BEGIN

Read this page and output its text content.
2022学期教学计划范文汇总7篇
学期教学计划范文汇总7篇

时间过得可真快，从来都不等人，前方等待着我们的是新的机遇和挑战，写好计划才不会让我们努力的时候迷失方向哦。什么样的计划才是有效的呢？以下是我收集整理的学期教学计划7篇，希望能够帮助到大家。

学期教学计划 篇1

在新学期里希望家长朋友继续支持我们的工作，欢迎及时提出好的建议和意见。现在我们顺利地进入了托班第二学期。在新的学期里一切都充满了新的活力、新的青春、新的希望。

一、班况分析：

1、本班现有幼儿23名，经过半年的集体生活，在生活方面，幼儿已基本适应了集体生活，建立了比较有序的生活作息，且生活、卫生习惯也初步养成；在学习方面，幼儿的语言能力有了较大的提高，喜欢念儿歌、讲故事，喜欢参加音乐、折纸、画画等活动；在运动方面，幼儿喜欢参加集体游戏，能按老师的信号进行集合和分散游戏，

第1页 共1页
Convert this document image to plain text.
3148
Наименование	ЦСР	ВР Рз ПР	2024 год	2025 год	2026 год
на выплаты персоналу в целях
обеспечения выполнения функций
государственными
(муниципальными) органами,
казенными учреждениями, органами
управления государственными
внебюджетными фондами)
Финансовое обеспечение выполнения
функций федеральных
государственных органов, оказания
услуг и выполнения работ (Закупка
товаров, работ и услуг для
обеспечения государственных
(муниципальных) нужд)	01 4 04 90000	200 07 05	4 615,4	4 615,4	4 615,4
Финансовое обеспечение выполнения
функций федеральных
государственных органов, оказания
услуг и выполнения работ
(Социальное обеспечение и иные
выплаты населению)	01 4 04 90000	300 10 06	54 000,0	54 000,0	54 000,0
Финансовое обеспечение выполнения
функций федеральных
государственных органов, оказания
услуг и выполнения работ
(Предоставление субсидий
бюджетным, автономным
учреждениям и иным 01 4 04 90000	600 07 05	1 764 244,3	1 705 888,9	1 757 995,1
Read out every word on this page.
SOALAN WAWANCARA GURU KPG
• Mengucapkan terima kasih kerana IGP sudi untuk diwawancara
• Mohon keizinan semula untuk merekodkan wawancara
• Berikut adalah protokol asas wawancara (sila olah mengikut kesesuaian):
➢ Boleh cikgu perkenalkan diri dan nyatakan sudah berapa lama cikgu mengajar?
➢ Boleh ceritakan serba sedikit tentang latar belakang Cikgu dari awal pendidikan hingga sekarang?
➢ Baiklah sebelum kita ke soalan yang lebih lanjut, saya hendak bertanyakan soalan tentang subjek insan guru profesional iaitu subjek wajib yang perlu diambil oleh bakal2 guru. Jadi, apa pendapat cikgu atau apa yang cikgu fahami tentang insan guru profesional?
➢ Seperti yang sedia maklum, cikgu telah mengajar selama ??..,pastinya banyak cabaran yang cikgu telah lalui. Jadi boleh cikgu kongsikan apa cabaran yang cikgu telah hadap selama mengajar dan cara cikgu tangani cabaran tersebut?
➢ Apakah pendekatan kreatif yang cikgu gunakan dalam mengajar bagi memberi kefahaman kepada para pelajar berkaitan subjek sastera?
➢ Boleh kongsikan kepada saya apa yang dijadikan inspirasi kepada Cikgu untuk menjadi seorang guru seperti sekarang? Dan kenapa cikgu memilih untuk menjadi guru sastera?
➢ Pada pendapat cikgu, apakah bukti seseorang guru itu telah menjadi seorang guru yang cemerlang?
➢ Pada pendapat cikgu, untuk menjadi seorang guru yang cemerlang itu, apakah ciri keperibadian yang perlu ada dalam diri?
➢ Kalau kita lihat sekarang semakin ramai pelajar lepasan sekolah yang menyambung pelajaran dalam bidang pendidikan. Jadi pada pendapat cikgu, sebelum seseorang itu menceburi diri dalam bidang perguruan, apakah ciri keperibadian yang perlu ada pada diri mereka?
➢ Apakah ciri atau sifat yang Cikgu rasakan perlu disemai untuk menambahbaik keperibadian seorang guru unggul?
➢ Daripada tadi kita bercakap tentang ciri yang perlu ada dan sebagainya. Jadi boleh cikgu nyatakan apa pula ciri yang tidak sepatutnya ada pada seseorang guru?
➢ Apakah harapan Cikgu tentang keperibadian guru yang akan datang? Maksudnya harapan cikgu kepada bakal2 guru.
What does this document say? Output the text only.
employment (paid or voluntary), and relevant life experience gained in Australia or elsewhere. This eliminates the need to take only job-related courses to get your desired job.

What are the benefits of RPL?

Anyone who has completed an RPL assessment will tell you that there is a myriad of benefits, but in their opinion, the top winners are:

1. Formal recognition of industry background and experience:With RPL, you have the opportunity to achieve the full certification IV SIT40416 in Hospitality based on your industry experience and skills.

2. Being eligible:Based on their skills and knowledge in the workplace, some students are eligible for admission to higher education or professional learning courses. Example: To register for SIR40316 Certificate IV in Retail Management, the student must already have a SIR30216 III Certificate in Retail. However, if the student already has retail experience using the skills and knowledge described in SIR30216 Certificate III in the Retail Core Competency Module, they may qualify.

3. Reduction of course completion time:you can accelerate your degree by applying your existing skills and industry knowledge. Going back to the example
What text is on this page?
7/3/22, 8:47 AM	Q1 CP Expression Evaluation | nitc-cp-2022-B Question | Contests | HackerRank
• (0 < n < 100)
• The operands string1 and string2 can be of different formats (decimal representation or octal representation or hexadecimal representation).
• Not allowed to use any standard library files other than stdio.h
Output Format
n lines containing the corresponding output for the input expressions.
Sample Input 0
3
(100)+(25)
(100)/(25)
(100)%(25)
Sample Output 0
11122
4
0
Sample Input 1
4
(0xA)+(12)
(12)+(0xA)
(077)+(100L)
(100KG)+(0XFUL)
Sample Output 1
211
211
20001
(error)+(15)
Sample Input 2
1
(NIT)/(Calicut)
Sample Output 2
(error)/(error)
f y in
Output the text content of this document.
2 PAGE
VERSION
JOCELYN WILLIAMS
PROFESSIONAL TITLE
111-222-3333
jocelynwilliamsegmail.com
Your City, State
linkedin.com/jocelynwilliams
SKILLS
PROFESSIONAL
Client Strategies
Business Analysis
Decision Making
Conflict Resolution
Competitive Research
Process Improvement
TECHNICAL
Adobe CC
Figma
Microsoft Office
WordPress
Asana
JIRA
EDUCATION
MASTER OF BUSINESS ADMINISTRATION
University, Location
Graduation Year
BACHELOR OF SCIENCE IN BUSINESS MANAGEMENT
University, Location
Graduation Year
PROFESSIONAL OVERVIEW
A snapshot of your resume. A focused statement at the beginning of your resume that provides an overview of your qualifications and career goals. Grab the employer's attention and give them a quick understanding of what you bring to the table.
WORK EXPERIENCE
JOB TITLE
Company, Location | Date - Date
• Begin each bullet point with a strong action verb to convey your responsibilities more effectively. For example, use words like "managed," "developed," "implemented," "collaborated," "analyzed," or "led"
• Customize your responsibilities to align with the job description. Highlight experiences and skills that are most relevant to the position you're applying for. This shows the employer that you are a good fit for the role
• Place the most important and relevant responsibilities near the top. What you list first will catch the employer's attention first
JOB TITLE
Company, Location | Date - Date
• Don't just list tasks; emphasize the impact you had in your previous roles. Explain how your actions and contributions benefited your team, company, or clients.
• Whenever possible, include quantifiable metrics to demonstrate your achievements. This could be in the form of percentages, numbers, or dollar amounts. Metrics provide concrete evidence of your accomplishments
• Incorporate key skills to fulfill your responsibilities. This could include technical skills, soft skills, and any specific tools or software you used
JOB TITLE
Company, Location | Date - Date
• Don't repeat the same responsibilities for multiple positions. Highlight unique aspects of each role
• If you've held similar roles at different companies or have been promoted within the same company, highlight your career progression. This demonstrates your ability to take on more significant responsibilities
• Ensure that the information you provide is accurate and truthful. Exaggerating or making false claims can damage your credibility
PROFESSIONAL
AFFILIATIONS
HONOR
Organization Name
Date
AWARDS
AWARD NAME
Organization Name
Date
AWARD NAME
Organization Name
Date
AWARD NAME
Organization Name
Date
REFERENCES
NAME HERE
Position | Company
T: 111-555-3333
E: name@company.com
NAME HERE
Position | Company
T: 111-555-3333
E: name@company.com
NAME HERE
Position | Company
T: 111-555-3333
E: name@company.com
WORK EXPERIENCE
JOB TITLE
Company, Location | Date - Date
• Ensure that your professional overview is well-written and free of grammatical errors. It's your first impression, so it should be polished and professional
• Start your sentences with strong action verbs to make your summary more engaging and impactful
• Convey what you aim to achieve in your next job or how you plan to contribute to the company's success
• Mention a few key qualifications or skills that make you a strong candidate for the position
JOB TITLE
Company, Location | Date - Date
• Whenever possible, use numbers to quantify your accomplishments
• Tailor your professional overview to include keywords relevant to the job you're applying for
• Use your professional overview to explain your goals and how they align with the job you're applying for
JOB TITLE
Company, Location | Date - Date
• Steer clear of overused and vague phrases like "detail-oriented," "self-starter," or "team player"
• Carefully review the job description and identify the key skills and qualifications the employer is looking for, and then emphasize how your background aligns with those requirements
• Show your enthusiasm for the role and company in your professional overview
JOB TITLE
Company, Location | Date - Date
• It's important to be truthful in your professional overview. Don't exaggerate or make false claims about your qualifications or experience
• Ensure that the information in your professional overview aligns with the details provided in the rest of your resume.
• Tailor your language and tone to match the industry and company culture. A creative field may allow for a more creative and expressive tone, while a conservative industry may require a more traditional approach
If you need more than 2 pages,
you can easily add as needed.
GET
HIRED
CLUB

END

Task goal —
Using the records above, list each line that includes "more".

Result of this exercise —
• Begin each bullet point with a strong action verb to convey your responsibilities more effectively. For example, use words like "managed," "developed," "implemented," "collaborated," "analyzed," or "led"
• If you've held similar roles at different companies or have been promoted within the same company, highlight your career progression. This demonstrates your ability to take on more significant responsibilities
• Start your sentences with strong action verbs to make your summary more engaging and impactful
• Tailor your language and tone to match the industry and company culture. A creative field may allow for a more creative and expressive tone, while a conservative industry may require a more traditional approach
If you need more than 2 pages,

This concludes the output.